--- BEGIN EXCERPTED RECORDS ---

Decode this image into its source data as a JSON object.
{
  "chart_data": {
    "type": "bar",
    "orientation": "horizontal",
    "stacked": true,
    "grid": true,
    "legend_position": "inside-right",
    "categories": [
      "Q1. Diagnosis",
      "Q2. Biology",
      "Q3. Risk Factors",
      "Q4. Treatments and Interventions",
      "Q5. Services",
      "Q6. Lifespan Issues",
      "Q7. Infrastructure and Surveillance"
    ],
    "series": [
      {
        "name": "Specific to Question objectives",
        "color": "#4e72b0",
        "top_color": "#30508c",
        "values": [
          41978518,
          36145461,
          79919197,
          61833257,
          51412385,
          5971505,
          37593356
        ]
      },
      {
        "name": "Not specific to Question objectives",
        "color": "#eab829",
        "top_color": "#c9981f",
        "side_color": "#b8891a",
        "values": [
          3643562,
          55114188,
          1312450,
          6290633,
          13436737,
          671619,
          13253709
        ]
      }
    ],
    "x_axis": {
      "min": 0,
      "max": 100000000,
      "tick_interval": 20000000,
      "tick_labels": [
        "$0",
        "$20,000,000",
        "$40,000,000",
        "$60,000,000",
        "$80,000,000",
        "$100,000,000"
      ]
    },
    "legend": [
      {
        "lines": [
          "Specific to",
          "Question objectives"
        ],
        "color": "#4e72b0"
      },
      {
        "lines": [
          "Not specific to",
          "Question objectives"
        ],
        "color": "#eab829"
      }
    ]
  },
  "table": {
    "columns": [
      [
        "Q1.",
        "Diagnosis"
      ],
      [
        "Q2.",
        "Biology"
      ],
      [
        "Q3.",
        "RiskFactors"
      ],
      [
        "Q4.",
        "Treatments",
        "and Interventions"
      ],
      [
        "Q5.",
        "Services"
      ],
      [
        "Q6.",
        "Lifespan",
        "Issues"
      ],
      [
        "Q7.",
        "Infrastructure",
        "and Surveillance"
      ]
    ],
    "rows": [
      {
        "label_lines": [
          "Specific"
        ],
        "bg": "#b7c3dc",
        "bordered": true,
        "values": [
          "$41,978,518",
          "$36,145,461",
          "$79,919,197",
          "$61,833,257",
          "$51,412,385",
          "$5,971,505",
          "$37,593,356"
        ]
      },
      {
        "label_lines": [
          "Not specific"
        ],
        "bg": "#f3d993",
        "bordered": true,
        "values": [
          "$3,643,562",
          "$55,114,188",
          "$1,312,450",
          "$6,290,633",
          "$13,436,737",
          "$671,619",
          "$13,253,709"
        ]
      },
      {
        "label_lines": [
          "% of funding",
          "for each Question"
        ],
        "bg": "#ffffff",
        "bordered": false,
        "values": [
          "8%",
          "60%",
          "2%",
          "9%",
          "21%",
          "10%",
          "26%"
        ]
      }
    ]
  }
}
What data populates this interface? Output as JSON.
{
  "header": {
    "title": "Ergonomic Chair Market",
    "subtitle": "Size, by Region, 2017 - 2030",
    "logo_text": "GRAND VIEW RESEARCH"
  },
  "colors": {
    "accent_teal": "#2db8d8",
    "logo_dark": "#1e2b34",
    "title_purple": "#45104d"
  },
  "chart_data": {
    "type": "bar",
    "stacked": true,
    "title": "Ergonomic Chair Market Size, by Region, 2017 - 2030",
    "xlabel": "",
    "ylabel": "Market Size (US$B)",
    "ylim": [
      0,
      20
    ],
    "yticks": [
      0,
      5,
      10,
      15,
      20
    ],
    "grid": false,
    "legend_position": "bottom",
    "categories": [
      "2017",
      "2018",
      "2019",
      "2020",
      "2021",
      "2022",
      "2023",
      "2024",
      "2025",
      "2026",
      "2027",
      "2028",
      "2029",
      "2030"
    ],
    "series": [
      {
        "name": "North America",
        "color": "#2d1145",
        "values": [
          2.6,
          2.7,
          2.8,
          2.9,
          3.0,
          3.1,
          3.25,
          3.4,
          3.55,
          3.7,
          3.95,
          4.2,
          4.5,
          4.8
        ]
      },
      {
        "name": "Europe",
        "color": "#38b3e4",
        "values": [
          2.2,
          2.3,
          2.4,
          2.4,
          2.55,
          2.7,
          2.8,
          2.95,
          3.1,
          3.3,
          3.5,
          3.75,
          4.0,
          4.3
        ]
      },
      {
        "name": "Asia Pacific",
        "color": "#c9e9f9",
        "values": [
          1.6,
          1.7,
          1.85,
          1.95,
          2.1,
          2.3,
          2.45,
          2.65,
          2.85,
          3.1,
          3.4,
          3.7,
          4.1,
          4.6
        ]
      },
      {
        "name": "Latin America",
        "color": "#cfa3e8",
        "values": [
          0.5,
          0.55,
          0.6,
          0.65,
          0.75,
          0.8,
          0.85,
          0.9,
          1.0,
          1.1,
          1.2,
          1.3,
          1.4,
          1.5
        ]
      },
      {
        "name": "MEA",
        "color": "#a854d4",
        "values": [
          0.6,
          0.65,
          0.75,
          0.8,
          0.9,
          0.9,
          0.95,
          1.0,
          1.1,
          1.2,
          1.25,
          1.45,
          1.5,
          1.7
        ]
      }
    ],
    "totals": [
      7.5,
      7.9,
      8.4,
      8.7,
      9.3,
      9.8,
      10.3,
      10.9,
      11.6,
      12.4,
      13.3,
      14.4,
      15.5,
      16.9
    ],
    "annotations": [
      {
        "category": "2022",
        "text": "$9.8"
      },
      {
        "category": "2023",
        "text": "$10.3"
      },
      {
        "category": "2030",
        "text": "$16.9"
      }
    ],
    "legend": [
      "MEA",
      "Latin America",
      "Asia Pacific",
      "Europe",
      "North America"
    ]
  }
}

--- END EXCERPTED RECORDS ---

Copy the records above exactly.

PROBLEM SOLUTION:
Decode this image into its source data as a JSON object.
{
  "chart_data": {
    "type": "bar",
    "orientation": "horizontal",
    "stacked": true,
    "grid": true,
    "legend_position": "inside-right",
    "categories": [
      "Q1. Diagnosis",
      "Q2. Biology",
      "Q3. Risk Factors",
      "Q4. Treatments and Interventions",
      "Q5. Services",
      "Q6. Lifespan Issues",
      "Q7. Infrastructure and Surveillance"
    ],
    "series": [
      {
        "name": "Specific to Question objectives",
        "color": "#4e72b0",
        "top_color": "#30508c",
        "values": [
          41978518,
          36145461,
          79919197,
          61833257,
          51412385,
          5971505,
          37593356
        ]
      },
      {
        "name": "Not specific to Question objectives",
        "color": "#eab829",
        "top_color": "#c9981f",
        "side_color": "#b8891a",
        "values": [
          3643562,
          55114188,
          1312450,
          6290633,
          13436737,
          671619,
          13253709
        ]
      }
    ],
    "x_axis": {
      "min": 0,
      "max": 100000000,
      "tick_interval": 20000000,
      "tick_labels": [
        "$0",
        "$20,000,000",
        "$40,000,000",
        "$60,000,000",
        "$80,000,000",
        "$100,000,000"
      ]
    },
    "legend": [
      {
        "lines": [
          "Specific to",
          "Question objectives"
        ],
        "color": "#4e72b0"
      },
      {
        "lines": [
          "Not specific to",
          "Question objectives"
        ],
        "color": "#eab829"
      }
    ]
  },
  "table": {
    "columns": [
      [
        "Q1.",
        "Diagnosis"
      ],
      [
        "Q2.",
        "Biology"
      ],
      [
        "Q3.",
        "RiskFactors"
      ],
      [
        "Q4.",
        "Treatments",
        "and Interventions"
      ],
      [
        "Q5.",
        "Services"
      ],
      [
        "Q6.",
        "Lifespan",
        "Issues"
      ],
      [
        "Q7.",
        "Infrastructure",
        "and Surveillance"
      ]
    ],
    "rows": [
      {
        "label_lines": [
          "Specific"
        ],
        "bg": "#b7c3dc",
        "bordered": true,
        "values": [
          "$41,978,518",
          "$36,145,461",
          "$79,919,197",
          "$61,833,257",
          "$51,412,385",
          "$5,971,505",
          "$37,593,356"
        ]
      },
      {
        "label_lines": [
          "Not specific"
        ],
        "bg": "#f3d993",
        "bordered": true,
        "values": [
          "$3,643,562",
          "$55,114,188",
          "$1,312,450",
          "$6,290,633",
          "$13,436,737",
          "$671,619",
          "$13,253,709"
        ]
      },
      {
        "label_lines": [
          "% of funding",
          "for each Question"
        ],
        "bg": "#ffffff",
        "bordered": false,
        "values": [
          "8%",
          "60%",
          "2%",
          "9%",
          "21%",
          "10%",
          "26%"
        ]
      }
    ]
  }
}
What data populates this interface? Output as JSON.
{
  "header": {
    "title": "Ergonomic Chair Market",
    "subtitle": "Size, by Region, 2017 - 2030",
    "logo_text": "GRAND VIEW RESEARCH"
  },
  "colors": {
    "accent_teal": "#2db8d8",
    "logo_dark": "#1e2b34",
    "title_purple": "#45104d"
  },
  "chart_data": {
    "type": "bar",
    "stacked": true,
    "title": "Ergonomic Chair Market Size, by Region, 2017 - 2030",
    "xlabel": "",
    "ylabel": "Market Size (US$B)",
    "ylim": [
      0,
      20
    ],
    "yticks": [
      0,
      5,
      10,
      15,
      20
    ],
    "grid": false,
    "legend_position": "bottom",
    "categories": [
      "2017",
      "2018",
      "2019",
      "2020",
      "2021",
      "2022",
      "2023",
      "2024",
      "2025",
      "2026",
      "2027",
      "2028",
      "2029",
      "2030"
    ],
    "series": [
      {
        "name": "North America",
        "color": "#2d1145",
        "values": [
          2.6,
          2.7,
          2.8,
          2.9,
          3.0,
          3.1,
          3.25,
          3.4,
          3.55,
          3.7,
          3.95,
          4.2,
          4.5,
          4.8
        ]
      },
      {
        "name": "Europe",
        "color": "#38b3e4",
        "values": [
          2.2,
          2.3,
          2.4,
          2.4,
          2.55,
          2.7,
          2.8,
          2.95,
          3.1,
          3.3,
          3.5,
          3.75,
          4.0,
          4.3
        ]
      },
      {
        "name": "Asia Pacific",
        "color": "#c9e9f9",
        "values": [
          1.6,
          1.7,
          1.85,
          1.95,
          2.1,
          2.3,
          2.45,
          2.65,
          2.85,
          3.1,
          3.4,
          3.7,
          4.1,
          4.6
        ]
      },
      {
        "name": "Latin America",
        "color": "#cfa3e8",
        "values": [
          0.5,
          0.55,
          0.6,
          0.65,
          0.75,
          0.8,
          0.85,
          0.9,
          1.0,
          1.1,
          1.2,
          1.3,
          1.4,
          1.5
        ]
      },
      {
        "name": "MEA",
        "color": "#a854d4",
        "values": [
          0.6,
          0.65,
          0.75,
          0.8,
          0.9,
          0.9,
          0.95,
          1.0,
          1.1,
          1.2,
          1.25,
          1.45,
          1.5,
          1.7
        ]
      }
    ],
    "totals": [
      7.5,
      7.9,
      8.4,
      8.7,
      9.3,
      9.8,
      10.3,
      10.9,
      11.6,
      12.4,
      13.3,
      14.4,
      15.5,
      16.9
    ],
    "annotations": [
      {
        "category": "2022",
        "text": "$9.8"
      },
      {
        "category": "2023",
        "text": "$10.3"
      },
      {
        "category": "2030",
        "text": "$16.9"
      }
    ],
    "legend": [
      "MEA",
      "Latin America",
      "Asia Pacific",
      "Europe",
      "North America"
    ]
  }
}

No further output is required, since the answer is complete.